Document excerpt:
--*--

Even in a recent action
brought by GT&T seeking an injunction restraining a small net café from
providing "any international voice telephone or transmissions services
including voice over the internet services or transmissions," the
company notes in its Statement of Claim as a fact that "in 1989 Guyana
had the poorest telecommunications services in the Americas," adding
that "the technology used was old and the equipment antiquated." It went
on to point out the "exponential expansion in operating lines including
cellular phones and of international circuits," the company's investment
of US$140M and the growth, expansion and modernization of
telecommunication facilities in Guyana.
Need for balance
The President perhaps
was trying to add some balance to Ms Jagan's presentation which
continues a line consistently pursued by GT&T - tell Guyanese about how
much they have done for Guyana while ignoring what they have received in
return. The development has come at a huge price for the country and the
consumer. The company receives a guaranteed rate of return on its
investment in addition to massive advisory fees and reimbursement of
expenses which the company has done a poor job at justifying. GT&T is
hardly likely to be unaware that GTC was one of the country's most
profitable businesses even with its old technology and antiquated
equipment. And as any observer would know, by modern standards even in
the US the technology used in 1989 would now be considered ancient. The
President may also have felt that the government's contribution to the
Centre was not sufficiently emphasised, while that of GT&T might even
have been exaggerated. It has to be said, however, that that is hardly
something for which GT&T can be blamed.
The President might
also have been reflecting his government's frustration at the absence of
any competition in the telecommunications sector in Guyana. The monopoly
which GT&T enjoys hardly has a place in a modern business environment.
It has been several years now since the Government announced its
intention to bring an end to the monopoly which the company has
exploited to the hilt by a combination of an aggressive marketing
programme, a willingness to resort to the courts, the use of incumbency
and an attempt to corner the market before competition is inevitably
introduced.

--*--

Exercises:
1) In the telecommunications excerpt, rewrite the passage starting at "Even in a recent" and ending at "facilities in Guyana.", substituting "outdated" for "antiquated".
2) Translate this sentence from the telecommunications excerpt into Spanish: "The development has come at a huge price for the country and the consumer."

(Element placement data)
--*--

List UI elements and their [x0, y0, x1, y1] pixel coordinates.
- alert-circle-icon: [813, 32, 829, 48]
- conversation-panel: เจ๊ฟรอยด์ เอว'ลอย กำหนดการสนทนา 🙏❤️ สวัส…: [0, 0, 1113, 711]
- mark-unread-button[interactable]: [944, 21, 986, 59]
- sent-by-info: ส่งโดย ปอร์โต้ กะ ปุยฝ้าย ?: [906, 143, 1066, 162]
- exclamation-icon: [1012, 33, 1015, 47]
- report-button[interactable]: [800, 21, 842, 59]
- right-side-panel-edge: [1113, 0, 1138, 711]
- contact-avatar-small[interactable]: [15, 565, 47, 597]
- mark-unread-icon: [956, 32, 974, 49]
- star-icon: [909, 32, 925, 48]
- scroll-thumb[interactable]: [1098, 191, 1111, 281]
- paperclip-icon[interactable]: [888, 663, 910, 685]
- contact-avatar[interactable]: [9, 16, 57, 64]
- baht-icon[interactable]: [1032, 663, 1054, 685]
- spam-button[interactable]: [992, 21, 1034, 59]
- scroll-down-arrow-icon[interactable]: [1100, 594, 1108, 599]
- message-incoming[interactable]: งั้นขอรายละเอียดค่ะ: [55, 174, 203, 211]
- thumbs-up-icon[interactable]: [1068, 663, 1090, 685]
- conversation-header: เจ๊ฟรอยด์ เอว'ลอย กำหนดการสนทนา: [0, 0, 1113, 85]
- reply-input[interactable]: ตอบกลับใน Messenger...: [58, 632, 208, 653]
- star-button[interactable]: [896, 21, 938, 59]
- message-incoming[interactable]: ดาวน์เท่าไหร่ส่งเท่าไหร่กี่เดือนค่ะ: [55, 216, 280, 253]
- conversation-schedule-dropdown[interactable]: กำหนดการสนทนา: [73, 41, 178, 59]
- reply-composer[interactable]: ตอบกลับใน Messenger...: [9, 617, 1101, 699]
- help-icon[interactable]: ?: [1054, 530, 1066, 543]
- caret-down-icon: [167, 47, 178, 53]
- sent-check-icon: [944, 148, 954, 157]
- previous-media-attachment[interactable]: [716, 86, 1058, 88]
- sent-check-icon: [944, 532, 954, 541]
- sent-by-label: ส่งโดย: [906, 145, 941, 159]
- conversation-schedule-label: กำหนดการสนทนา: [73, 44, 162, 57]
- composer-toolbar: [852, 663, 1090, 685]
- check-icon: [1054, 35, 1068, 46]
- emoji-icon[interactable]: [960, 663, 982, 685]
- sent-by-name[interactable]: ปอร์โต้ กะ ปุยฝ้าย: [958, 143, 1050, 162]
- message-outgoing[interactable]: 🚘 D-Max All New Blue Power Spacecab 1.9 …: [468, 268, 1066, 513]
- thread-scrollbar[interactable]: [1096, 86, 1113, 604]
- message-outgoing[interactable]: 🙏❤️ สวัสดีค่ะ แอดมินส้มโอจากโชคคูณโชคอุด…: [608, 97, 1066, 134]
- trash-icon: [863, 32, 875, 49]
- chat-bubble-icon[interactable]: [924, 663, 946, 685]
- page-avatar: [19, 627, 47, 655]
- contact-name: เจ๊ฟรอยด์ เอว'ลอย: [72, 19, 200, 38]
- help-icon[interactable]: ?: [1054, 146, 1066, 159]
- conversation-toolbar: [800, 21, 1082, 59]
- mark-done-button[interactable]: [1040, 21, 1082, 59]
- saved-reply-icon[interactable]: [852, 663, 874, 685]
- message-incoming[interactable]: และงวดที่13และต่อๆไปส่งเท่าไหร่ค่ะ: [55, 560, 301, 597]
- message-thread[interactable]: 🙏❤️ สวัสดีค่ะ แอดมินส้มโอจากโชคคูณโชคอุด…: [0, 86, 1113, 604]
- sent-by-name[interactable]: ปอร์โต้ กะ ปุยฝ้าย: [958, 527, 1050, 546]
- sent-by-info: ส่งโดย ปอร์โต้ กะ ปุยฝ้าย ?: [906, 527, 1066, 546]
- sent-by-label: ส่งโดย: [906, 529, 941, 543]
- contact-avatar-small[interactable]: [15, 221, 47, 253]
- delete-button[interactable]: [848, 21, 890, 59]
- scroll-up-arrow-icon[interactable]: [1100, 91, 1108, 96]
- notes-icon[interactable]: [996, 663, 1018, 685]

--*--

Exercise responses:
1)
Even in a recent action
brought by GT&T seeking an injunction restraining a small net café from
providing "any international voice telephone or transmissions services
including voice over the internet services or transmissions," the
company notes in its Statement of Claim as a fact that "in 1989 Guyana
had the poorest telecommunications services in the Americas," adding
that "the technology used was old and the equipment outdated." It went
on to point out the "exponential expansion in operating lines including
cellular phones and of international circuits," the company's investment
of US$140M and the growth, expansion and modernization of
telecommunication facilities in Guyana.

2) El desarrollo ha tenido un precio enorme para el país y para el consumidor.